▶ **Goal of the exercise**
Repeat the listing in full. Nothing may be added or left out.

— BEGIN Stored data —

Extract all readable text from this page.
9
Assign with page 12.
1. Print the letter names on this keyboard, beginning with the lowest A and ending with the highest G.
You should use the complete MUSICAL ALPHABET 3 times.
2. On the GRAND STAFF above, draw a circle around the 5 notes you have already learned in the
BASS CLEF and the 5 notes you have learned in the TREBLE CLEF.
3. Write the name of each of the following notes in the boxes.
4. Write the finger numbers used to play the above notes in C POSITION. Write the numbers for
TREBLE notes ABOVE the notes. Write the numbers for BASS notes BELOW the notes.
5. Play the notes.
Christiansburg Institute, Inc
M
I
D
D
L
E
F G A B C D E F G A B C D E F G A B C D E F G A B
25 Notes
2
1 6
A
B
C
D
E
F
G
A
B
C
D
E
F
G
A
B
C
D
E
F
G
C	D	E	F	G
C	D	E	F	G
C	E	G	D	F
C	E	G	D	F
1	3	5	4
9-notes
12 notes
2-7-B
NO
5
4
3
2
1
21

— END Stored data —

▶ **Problem solution**
Extract all readable text from this page.
9
Assign with page 12.
1. Print the letter names on this keyboard, beginning with the lowest A and ending with the highest G.
You should use the complete MUSICAL ALPHABET 3 times.
2. On the GRAND STAFF above, draw a circle around the 5 notes you have already learned in the
BASS CLEF and the 5 notes you have learned in the TREBLE CLEF.
3. Write the name of each of the following notes in the boxes.
4. Write the finger numbers used to play the above notes in C POSITION. Write the numbers for
TREBLE notes ABOVE the notes. Write the numbers for BASS notes BELOW the notes.
5. Play the notes.
Christiansburg Institute, Inc
M
I
D
D
L
E
F G A B C D E F G A B C D E F G A B C D E F G A B
25 Notes
2
1 6
A
B
C
D
E
F
G
A
B
C
D
E
F
G
A
B
C
D
E
F
G
C	D	E	F	G
C	D	E	F	G
C	E	G	D	F
C	E	G	D	F
1	3	5	4
9-notes
12 notes
2-7-B
NO
5
4
3
2
1
21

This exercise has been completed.